Re: [PATCH v7 1/3] mm: Shuffle initial free memory to improve memory-side-cache utilization

Dan Williams <dan.j.williams@xxxxxxxxx> · Thu, 10 Jan 2019 13:29:27 -0800

On Thu, Jan 10, 2019 at 2:57 AM Mel Gorman <mgorman@xxxxxxx> wrote:
>
> On Mon, Jan 07, 2019 at 03:21:10PM -0800, Dan Williams wrote:
> > Randomization of the page allocator improves the average utilization of
> > a direct-mapped memory-side-cache. Memory side caching is a platform
> > capability that Linux has been previously exposed to in HPC
> > (high-performance computing) environments on specialty platforms. In
> > that instance it was a smaller pool of high-bandwidth-memory relative to
> > higher-capacity / lower-bandwidth DRAM. Now, this capability is going to
> > be found on general purpose server platforms where DRAM is a cache in
> > front of higher latency persistent memory [1].
> >
>
> So I glanced through the series and while I won't nak it, I'm not a
> major fan either so I won't ack it either.

Thanks for taking a look, some more comments / advocacy below...
because I'm not sure what Andrew will do with a "meh" response
compared to an ack.

> While there are merits to
> randomisation in terms of cache coloring, it may not be robust. IIRC, the
> main strength of randomisation vs being smart was "it's simple and usually
> doesn't fall apart completely". In particular I'd worry that compaction
> will undo all the randomisation work by moving related pages into the same
> direct-mapped lines. Furthermore, the runtime list management of "randomly
> place and head or tail of list" will have variable and non-deterministic
> outcomes and may also be undone by either high-order merging or compaction.

It's a fair point. To date we have not been able to measure the
average performance degrading over time (pages becoming more ordered)
but that said I think it would take more resources and time than I
have available for that trend to present. If it did present that would
only speak to a need to be more aggressive on the runtime
re-randomization. I think there's a case to be made to start simple
and only get more aggressive with evidence.

Note that higher order merging is not a current concern since the
implementation is already randomizing on MAX_ORDER sized pages. Since
memory side caches are so large there's no worry about a 4MB
randomization boundary.

However, for the (unproven) security use case where folks want to
experiment with randomizing on smaller granularity, they should be
wary of this (/me nudges Kees).

> As bad as it is, an ideal world would have a proper cache-coloring
> allocation algorithm but they previously failed as the runtime overhead
> exceeded the actual benefit, particularly as fully associative caches
> became more popular and there was no universal "one solution fits all". One
> hatchet job around it may be to have per-task free-lists that put free
> pages into buckets with the obvious caveat that those lists would need
> draining and secondary locking. A caveat of that is that there may need
> to be arch and/or driver hooks to detect how the colors are managed which
> could also turn into a mess.
━━━━
» **SHORT TASK 1**
Please list every person mentioned by name in the thread, using each name as it appears there.

» **ENTRIES SHOWN**
━━━━
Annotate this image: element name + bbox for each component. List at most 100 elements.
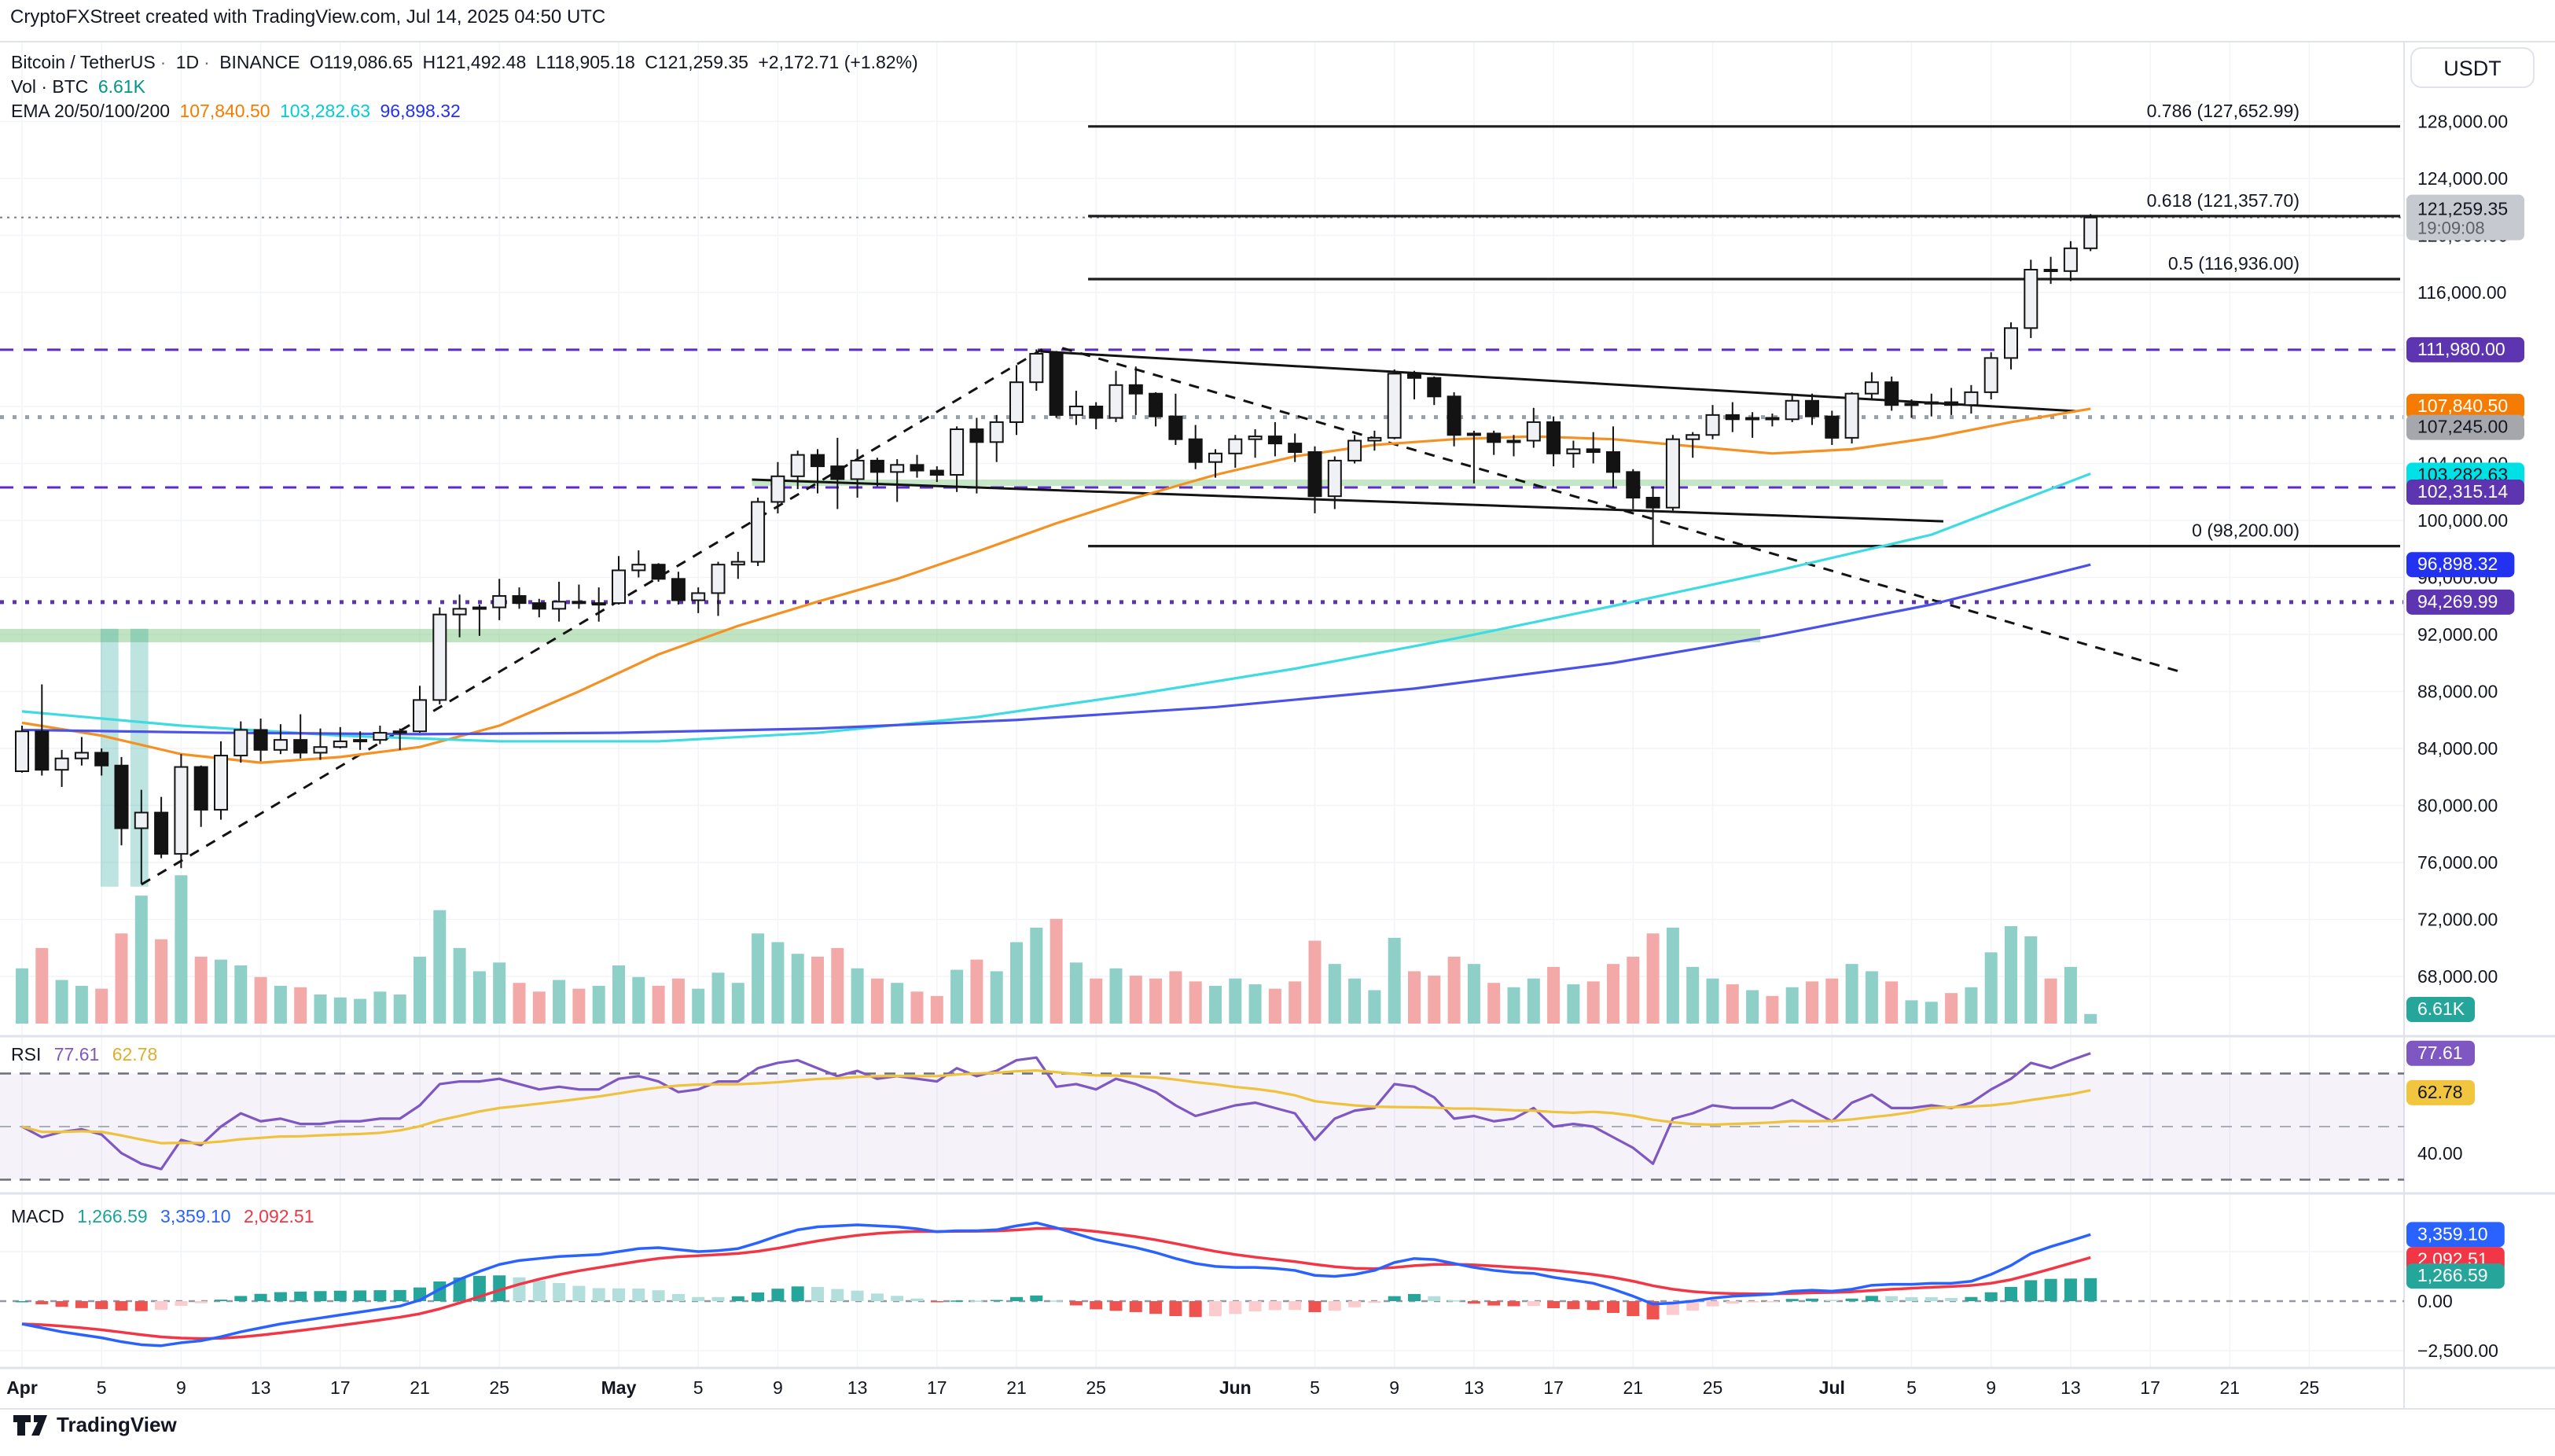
- candle-body: [1208, 452, 1222, 463]
- candle-body: [233, 729, 248, 757]
- volume-bar: [1149, 978, 1163, 1024]
- volume-bar: [1925, 1002, 1938, 1024]
- volume-bar: [254, 976, 267, 1024]
- rsi-legend-row[interactable]: RSI 77.61 62.78: [11, 1044, 157, 1065]
- price-axis-badge: [2406, 414, 2524, 440]
- volume-bar: [1268, 988, 1281, 1024]
- macd-line-value: 3,359.10: [160, 1206, 231, 1226]
- macd-histogram-bar: [612, 1288, 625, 1301]
- time-axis-label: 17: [1543, 1377, 1564, 1398]
- candle-body: [1307, 451, 1322, 498]
- ema200-value: 96,898.32: [380, 101, 461, 121]
- macd-histogram-bar: [373, 1290, 387, 1301]
- volume-bar: [1507, 987, 1520, 1024]
- volume-bar: [1308, 940, 1322, 1024]
- volume-bar: [1726, 984, 1739, 1024]
- macd-histogram-bar: [2024, 1280, 2038, 1301]
- macd-histogram-bar: [1746, 1301, 1759, 1303]
- volume-bar: [115, 933, 128, 1024]
- macd-histogram-bar: [1965, 1296, 1978, 1301]
- price-axis-label: 72,000.00: [2417, 910, 2498, 930]
- candle-body: [1506, 439, 1521, 443]
- tradingview-logo[interactable]: TradingView: [13, 1413, 177, 1437]
- macd-legend-row[interactable]: MACD 1,266.59 3,359.10 2,092.51: [11, 1206, 314, 1227]
- time-axis-label: 17: [2140, 1377, 2160, 1398]
- candle-body: [1884, 381, 1899, 406]
- candle-body: [1367, 436, 1382, 442]
- volume-legend-row[interactable]: Vol · BTC 6.61K: [11, 75, 923, 99]
- candle-body: [1387, 373, 1402, 439]
- macd-axis-badge: [2406, 1222, 2505, 1248]
- candle-body: [353, 739, 368, 743]
- macd-histogram-bar: [55, 1301, 68, 1307]
- tradingview-logo-icon: [13, 1414, 47, 1436]
- volume-bar: [1328, 964, 1341, 1024]
- time-axis-label: 9: [1986, 1377, 1996, 1398]
- candle-body: [1785, 399, 1800, 421]
- candle-body: [1427, 377, 1442, 398]
- volume-bar: [1825, 978, 1839, 1024]
- candle-body: [392, 730, 407, 734]
- candle-body: [989, 421, 1004, 443]
- lower-trendline: [752, 478, 1944, 523]
- volume-bar: [851, 968, 864, 1024]
- candle-body: [1566, 448, 1581, 454]
- candle-body: [1904, 403, 1919, 406]
- macd-histogram-bar: [1289, 1301, 1302, 1311]
- candle-body: [512, 595, 527, 605]
- rsi-ma-line: [21, 1069, 2091, 1145]
- volume-bar: [314, 995, 327, 1024]
- macd-histogram-bar: [1905, 1296, 1918, 1301]
- macd-histogram-bar: [930, 1301, 943, 1303]
- macd-histogram-bar: [1268, 1301, 1281, 1311]
- volume-bar: [2005, 926, 2017, 1024]
- time-axis-label: 25: [2300, 1377, 2320, 1398]
- macd-histogram-bar: [891, 1296, 904, 1301]
- volume-bar: [134, 895, 148, 1024]
- candle-body: [950, 428, 965, 476]
- macd-label: MACD: [11, 1206, 64, 1226]
- volume-bar: [1567, 984, 1580, 1024]
- macd-histogram-bar: [1706, 1301, 1719, 1307]
- macd-histogram-bar: [1567, 1301, 1580, 1310]
- macd-histogram-bar: [314, 1291, 327, 1301]
- symbol-legend-row[interactable]: Bitcoin / TetherUS · 1D · BINANCE O119,086…: [11, 52, 918, 72]
- fib-label: 0 (98,200.00): [2192, 520, 2300, 541]
- candle-body: [1765, 417, 1780, 421]
- volume-bar: [1646, 933, 1660, 1024]
- rsi-value: 77.61: [53, 1044, 100, 1064]
- macd-histogram-bar: [1069, 1301, 1083, 1306]
- volume-bar: [453, 947, 466, 1024]
- volume-bar: [393, 995, 406, 1024]
- macd-histogram-bar: [1527, 1301, 1540, 1307]
- macd-histogram-bar: [532, 1280, 546, 1301]
- candle-body: [253, 729, 268, 751]
- candle-body: [313, 746, 328, 754]
- volume-bar: [1865, 971, 1878, 1024]
- volume-bar: [1905, 1000, 1918, 1024]
- time-axis-label: 13: [251, 1377, 271, 1398]
- volume-bar: [1984, 952, 1998, 1024]
- candle-body: [830, 465, 845, 480]
- macd-histogram-bar: [175, 1301, 188, 1306]
- time-axis-label: Jul: [1819, 1377, 1845, 1398]
- macd-histogram-bar: [2084, 1278, 2097, 1301]
- candle-body: [2063, 247, 2078, 272]
- candle-body: [730, 561, 745, 566]
- currency-toggle-button[interactable]: USDT: [2410, 47, 2535, 88]
- macd-histogram-bar: [2005, 1286, 2017, 1301]
- volume-bar: [472, 971, 486, 1024]
- symbol-title: Bitcoin / TetherUS: [11, 52, 156, 72]
- volume-bar: [1806, 981, 1818, 1024]
- supply-band: [752, 479, 1943, 487]
- rsi-axis-label: 40.00: [2417, 1143, 2463, 1164]
- rsi-label: RSI: [11, 1044, 42, 1064]
- price-axis-badge-text: 121,259.35: [2417, 199, 2508, 219]
- macd-histogram-bar: [1607, 1301, 1619, 1314]
- volume-bar: [1885, 981, 1899, 1024]
- ema-legend-row[interactable]: EMA 20/50/100/200 107,840.50 103,282.63 …: [11, 99, 923, 123]
- volume-bar: [811, 956, 824, 1024]
- volume-bar: [274, 985, 287, 1024]
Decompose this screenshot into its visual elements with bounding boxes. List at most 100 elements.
━━━━
» **SHORT TASK 2**
Turn the lines of the records from the one containing "- candle-body: [1208, 452, 1222, 463]" through the one containing "- macd-legend-row[interactable]: MACD" into a JSON list of strings, one string per line.

» **OUTPUT 1**
- Dan Williams
- Mel Gorman
- Andrew
- Kees

» **OUTPUT 2**
[
  "- candle-body: [1208, 452, 1222, 463]",
  "- candle-body: [233, 729, 248, 757]",
  "- volume-bar: [1149, 978, 1163, 1024]",
  "- volume-bar: [1925, 1002, 1938, 1024]",
  "- volume-bar: [254, 976, 267, 1024]",
  "- rsi-legend-row[interactable]: RSI 77.61 62.78: [11, 1044, 157, 1065]",
  "- price-axis-badge: [2406, 414, 2524, 440]",
  "- volume-bar: [1268, 988, 1281, 1024]",
  "- macd-line-value: 3,359.10: [160, 1206, 231, 1226]",
  "- macd-histogram-bar: [612, 1288, 625, 1301]",
  "- time-axis-label: 17: [1543, 1377, 1564, 1398]",
  "- candle-body: [1307, 451, 1322, 498]",
  "- ema200-value: 96,898.32: [380, 101, 461, 121]",
  "- macd-histogram-bar: [373, 1290, 387, 1301]",
  "- volume-bar: [1507, 987, 1520, 1024]",
  "- volume-bar: [1308, 940, 1322, 1024]",
  "- volume-bar: [1726, 984, 1739, 1024]",
  "- macd-histogram-bar: [2024, 1280, 2038, 1301]",
  "- macd-histogram-bar: [1746, 1301, 1759, 1303]",
  "- volume-bar: [115, 933, 128, 1024]",
  "- macd-histogram-bar: [1965, 1296, 1978, 1301]",
  "- price-axis-label: 72,000.00: [2417, 910, 2498, 930]",
  "- candle-body: [1506, 439, 1521, 443]",
  "- tradingview-logo[interactable]: TradingView: [13, 1413, 177, 1437]",
  "- macd-legend-row[interactable]: MACD 1,266.59 3,359.10 2,092.51: [11, 1206, 314, 1227]"
]